-- Exercise aim --
Go through the records underneath and count the lines that include the string "posicional". Give nothing but the number.

Data items
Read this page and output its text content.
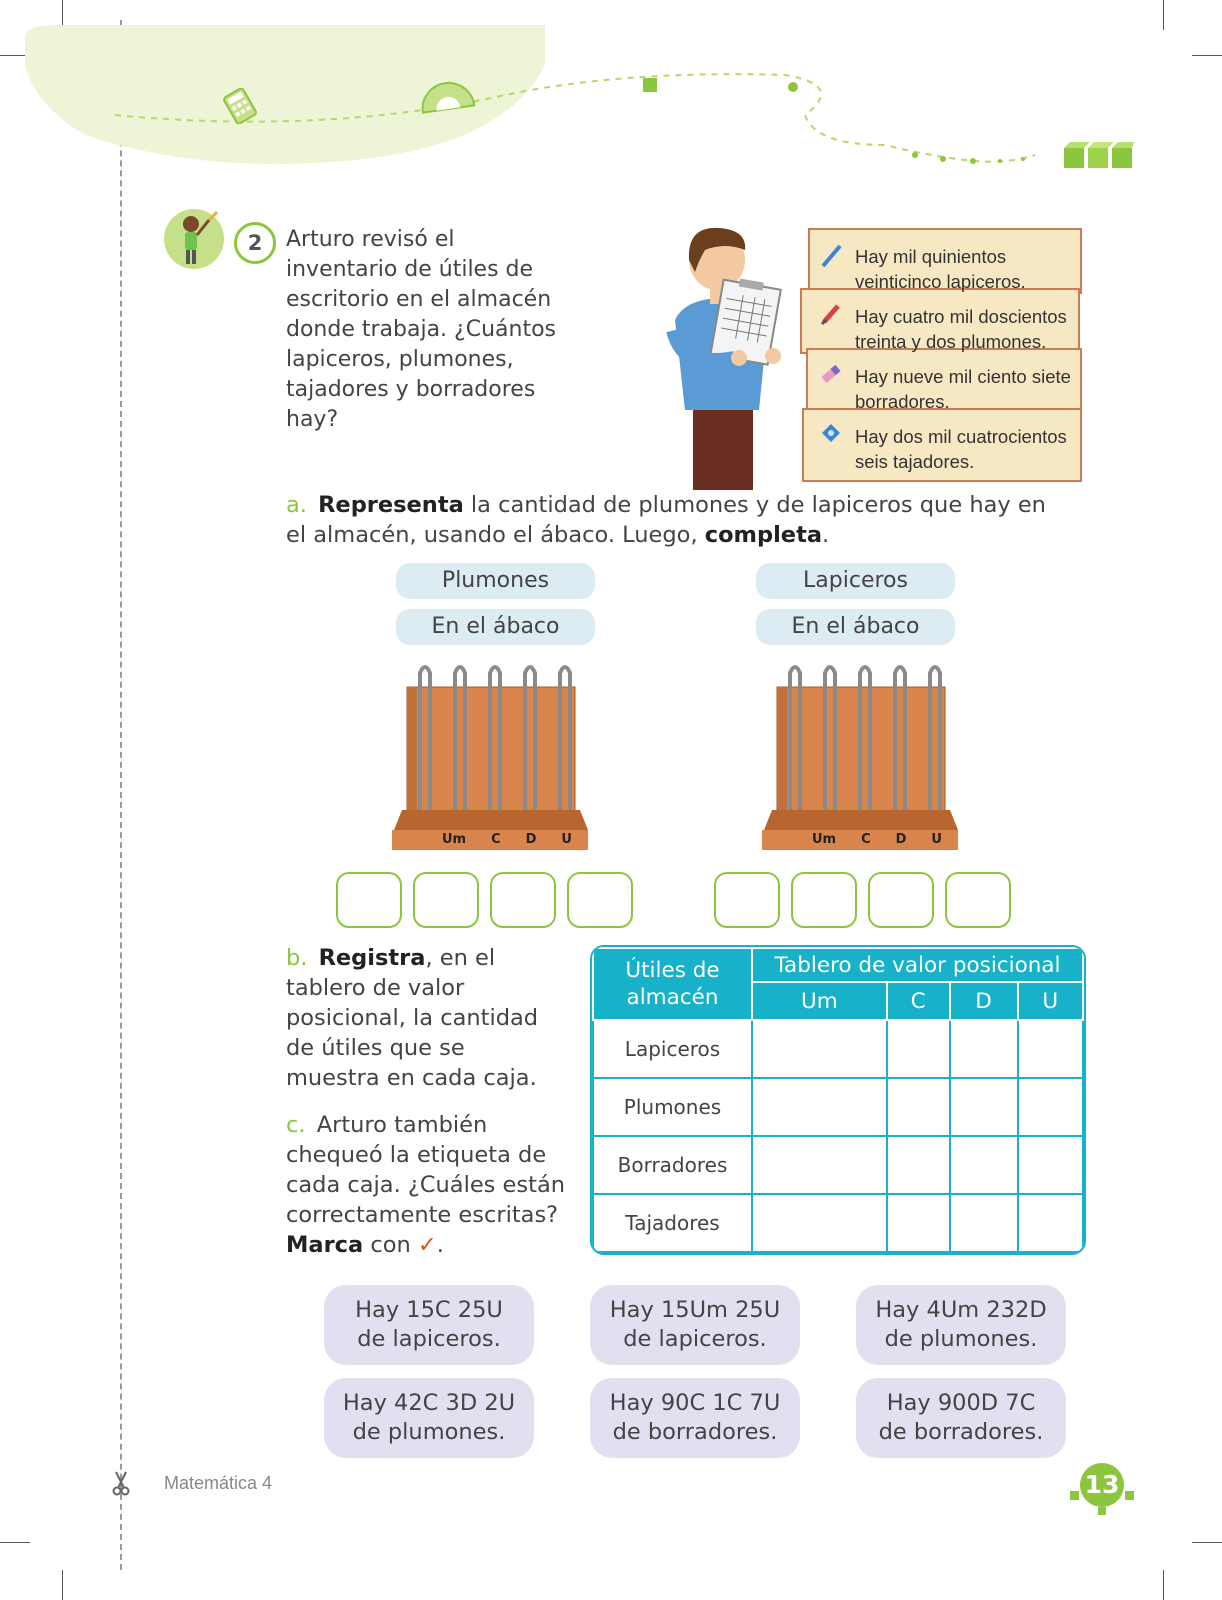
2	Arturo revisó el inventario de útiles de escritorio en el almacén donde trabaja. ¿Cuántos lapiceros, plumones, tajadores y borradores hay?
Hay mil quinientos veinticinco lapiceros.
Hay cuatro mil doscientos treinta y dos plumones.
Hay nueve mil ciento siete borradores.
Hay dos mil cuatrocientos seis tajadores.
a. Representa la cantidad de plumones y de lapiceros que hay en el almacén, usando el ábaco. Luego, completa.
Plumones
En el ábaco
Um C D U
Lapiceros
En el ábaco
Um C D U
b. Registra, en el tablero de valor posicional, la cantidad de útiles que se muestra en cada caja.
c. Arturo también chequeó la etiqueta de cada caja. ¿Cuáles están correctamente escritas? Marca con ✓.
Útiles de almacén	Tablero de valor posicional			
	Um	C	D	U
Lapiceros				
Plumones				
Borradores				
Tajadores				
Hay 15C 25U
de lapiceros.
Hay 15Um 25U
de lapiceros.
Hay 4Um 232D
de plumones.
Hay 42C 3D 2U
de plumones.
Hay 90C 1C 7U
de borradores.
Hay 900D 7C
de borradores.
Matemática 4	13
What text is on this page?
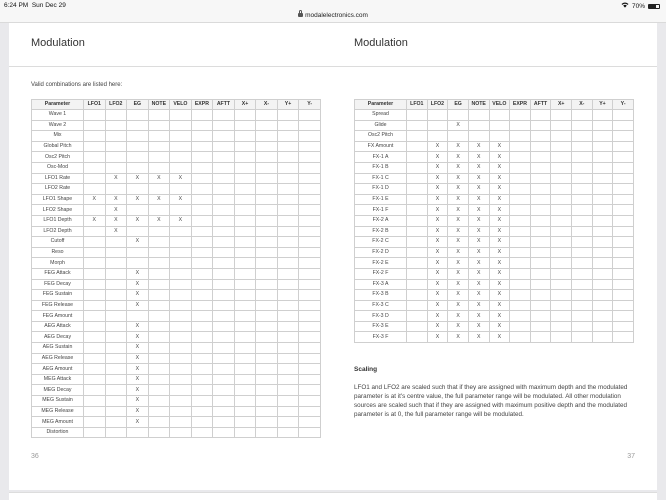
6:24 PM Sun Dec 29	70%
modalelectronics.com
Modulation
Valid combinations are listed here:
Parameter	LFO1	LFO2	EG	NOTE	VELO	EXPR	AFTT	X+	X-	Y+	Y-
Wave 1											
Wave 2											
Mix											
Global Pitch											
Osc2 Pitch											
Osc-Mod											
LFO1 Rate		X	X	X	X						
LFO2 Rate											
LFO1 Shape	X	X	X	X	X						
LFO2 Shape		X									
LFO1 Depth	X	X	X	X	X						
LFO2 Depth		X									
Cutoff			X								
Reso											
Morph											
FEG Attack			X								
FEG Decay			X								
FEG Sustain			X								
FEG Release			X								
FEG Amount											
AEG Attack			X								
AEG Decay			X								
AEG Sustain			X								
AEG Release			X								
AEG Amount			X								
MEG Attack			X								
MEG Decay			X								
MEG Sustain			X								
MEG Release			X								
MEG Amount			X								
Distortion											
36
Modulation
Parameter	LFO1	LFO2	EG	NOTE	VELO	EXPR	AFTT	X+	X-	Y+	Y-
Spread											
Glide			X								
Osc2 Pitch											
FX Amount		X	X	X	X						
FX-1 A		X	X	X	X						
FX-1 B		X	X	X	X						
FX-1 C		X	X	X	X						
FX-1 D		X	X	X	X						
FX-1 E		X	X	X	X						
FX-1 F		X	X	X	X						
FX-2 A		X	X	X	X						
FX-2 B		X	X	X	X						
FX-2 C		X	X	X	X						
FX-2 D		X	X	X	X						
FX-2 E		X	X	X	X						
FX-2 F		X	X	X	X						
FX-3 A		X	X	X	X						
FX-3 B		X	X	X	X						
FX-3 C		X	X	X	X						
FX-3 D		X	X	X	X						
FX-3 E		X	X	X	X						
FX-3 F		X	X	X	X						
Scaling
LFO1 and LFO2 are scaled such that if they are assigned with maximum depth and the modulated parameter is at it's centre value, the full parameter range will be modulated. All other modulation sources are scaled such that if they are assigned with maximum positive depth and the modulated parameter is at 0, the full parameter range will be modulated.
37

-- Response to the exercise --
2